> [Saved data entries]:
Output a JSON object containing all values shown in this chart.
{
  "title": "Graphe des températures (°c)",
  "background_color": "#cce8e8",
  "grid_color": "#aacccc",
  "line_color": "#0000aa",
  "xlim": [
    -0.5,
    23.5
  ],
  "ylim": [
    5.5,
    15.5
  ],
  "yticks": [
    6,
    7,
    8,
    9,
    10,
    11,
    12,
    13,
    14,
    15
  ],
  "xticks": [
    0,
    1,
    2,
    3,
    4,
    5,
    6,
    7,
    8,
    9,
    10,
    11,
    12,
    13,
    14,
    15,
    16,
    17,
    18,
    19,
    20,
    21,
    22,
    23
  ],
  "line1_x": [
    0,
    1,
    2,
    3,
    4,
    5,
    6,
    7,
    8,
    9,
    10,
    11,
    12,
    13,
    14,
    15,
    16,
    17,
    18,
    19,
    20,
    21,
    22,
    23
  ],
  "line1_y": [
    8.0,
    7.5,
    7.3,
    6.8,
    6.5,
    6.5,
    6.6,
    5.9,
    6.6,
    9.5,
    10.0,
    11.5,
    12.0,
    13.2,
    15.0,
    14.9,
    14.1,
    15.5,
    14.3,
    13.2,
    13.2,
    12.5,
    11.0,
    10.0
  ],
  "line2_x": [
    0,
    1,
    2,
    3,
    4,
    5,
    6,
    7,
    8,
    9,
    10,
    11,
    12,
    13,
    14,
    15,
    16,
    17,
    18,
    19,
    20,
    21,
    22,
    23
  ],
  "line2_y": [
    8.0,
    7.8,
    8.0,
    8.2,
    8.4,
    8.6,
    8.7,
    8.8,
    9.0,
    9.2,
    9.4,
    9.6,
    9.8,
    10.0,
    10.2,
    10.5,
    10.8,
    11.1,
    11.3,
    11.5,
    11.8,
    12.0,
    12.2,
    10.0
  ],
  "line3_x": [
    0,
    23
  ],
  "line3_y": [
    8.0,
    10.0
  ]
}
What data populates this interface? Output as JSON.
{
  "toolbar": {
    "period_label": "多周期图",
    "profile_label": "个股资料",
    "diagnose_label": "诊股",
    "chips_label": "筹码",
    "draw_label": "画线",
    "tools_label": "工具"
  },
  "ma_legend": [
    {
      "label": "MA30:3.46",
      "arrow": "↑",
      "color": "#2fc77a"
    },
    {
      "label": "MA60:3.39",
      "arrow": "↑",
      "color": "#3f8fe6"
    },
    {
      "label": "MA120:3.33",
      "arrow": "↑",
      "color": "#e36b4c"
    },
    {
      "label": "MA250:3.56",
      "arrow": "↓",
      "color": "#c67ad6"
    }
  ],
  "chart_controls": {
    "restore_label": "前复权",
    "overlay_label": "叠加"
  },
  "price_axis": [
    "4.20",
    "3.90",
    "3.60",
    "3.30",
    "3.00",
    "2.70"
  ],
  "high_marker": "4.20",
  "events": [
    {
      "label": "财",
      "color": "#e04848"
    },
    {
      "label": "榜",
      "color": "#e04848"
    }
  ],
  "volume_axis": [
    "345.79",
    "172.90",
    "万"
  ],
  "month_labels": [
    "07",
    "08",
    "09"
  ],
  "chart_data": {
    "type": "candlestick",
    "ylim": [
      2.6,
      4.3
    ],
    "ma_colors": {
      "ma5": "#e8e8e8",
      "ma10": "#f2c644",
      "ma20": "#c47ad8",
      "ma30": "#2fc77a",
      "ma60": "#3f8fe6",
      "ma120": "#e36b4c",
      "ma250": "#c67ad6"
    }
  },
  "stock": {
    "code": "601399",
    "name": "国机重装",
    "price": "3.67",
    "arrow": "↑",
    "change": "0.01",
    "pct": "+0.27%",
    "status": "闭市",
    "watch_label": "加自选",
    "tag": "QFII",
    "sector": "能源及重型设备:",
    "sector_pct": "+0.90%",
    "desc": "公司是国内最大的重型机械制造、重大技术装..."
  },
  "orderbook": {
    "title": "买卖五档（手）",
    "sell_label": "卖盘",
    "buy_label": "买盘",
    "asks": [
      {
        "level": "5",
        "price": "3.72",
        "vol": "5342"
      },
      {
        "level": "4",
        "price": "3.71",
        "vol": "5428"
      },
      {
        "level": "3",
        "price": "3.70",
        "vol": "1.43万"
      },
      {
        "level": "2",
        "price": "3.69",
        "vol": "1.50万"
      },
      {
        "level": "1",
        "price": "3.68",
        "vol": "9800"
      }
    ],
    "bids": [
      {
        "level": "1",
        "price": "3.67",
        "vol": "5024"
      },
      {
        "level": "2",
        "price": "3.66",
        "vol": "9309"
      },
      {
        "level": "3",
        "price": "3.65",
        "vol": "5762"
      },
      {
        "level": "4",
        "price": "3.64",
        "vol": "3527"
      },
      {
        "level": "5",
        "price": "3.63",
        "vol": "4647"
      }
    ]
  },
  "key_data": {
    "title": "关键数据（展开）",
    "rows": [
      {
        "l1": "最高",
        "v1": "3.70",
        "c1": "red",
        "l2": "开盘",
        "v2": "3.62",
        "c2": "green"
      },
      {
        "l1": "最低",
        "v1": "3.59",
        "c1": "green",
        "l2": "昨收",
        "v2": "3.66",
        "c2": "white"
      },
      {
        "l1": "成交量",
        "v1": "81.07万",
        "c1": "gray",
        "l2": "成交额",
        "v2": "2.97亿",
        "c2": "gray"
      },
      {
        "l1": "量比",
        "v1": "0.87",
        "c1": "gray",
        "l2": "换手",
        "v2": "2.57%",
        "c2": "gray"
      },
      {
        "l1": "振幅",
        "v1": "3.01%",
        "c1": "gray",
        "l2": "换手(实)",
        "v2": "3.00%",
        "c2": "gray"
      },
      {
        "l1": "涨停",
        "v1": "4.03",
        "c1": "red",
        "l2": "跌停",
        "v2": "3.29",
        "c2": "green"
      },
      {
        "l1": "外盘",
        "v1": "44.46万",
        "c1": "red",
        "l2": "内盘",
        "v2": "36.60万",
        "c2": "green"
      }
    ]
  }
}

> [OBJECTIVE]:
From the entries above, copy out every line where the string "title" appears.

> [THE ANSWER]:
  "title": "Graphe des températures (°c)",
    "title": "买卖五档（手）",
    "title": "关键数据（展开）",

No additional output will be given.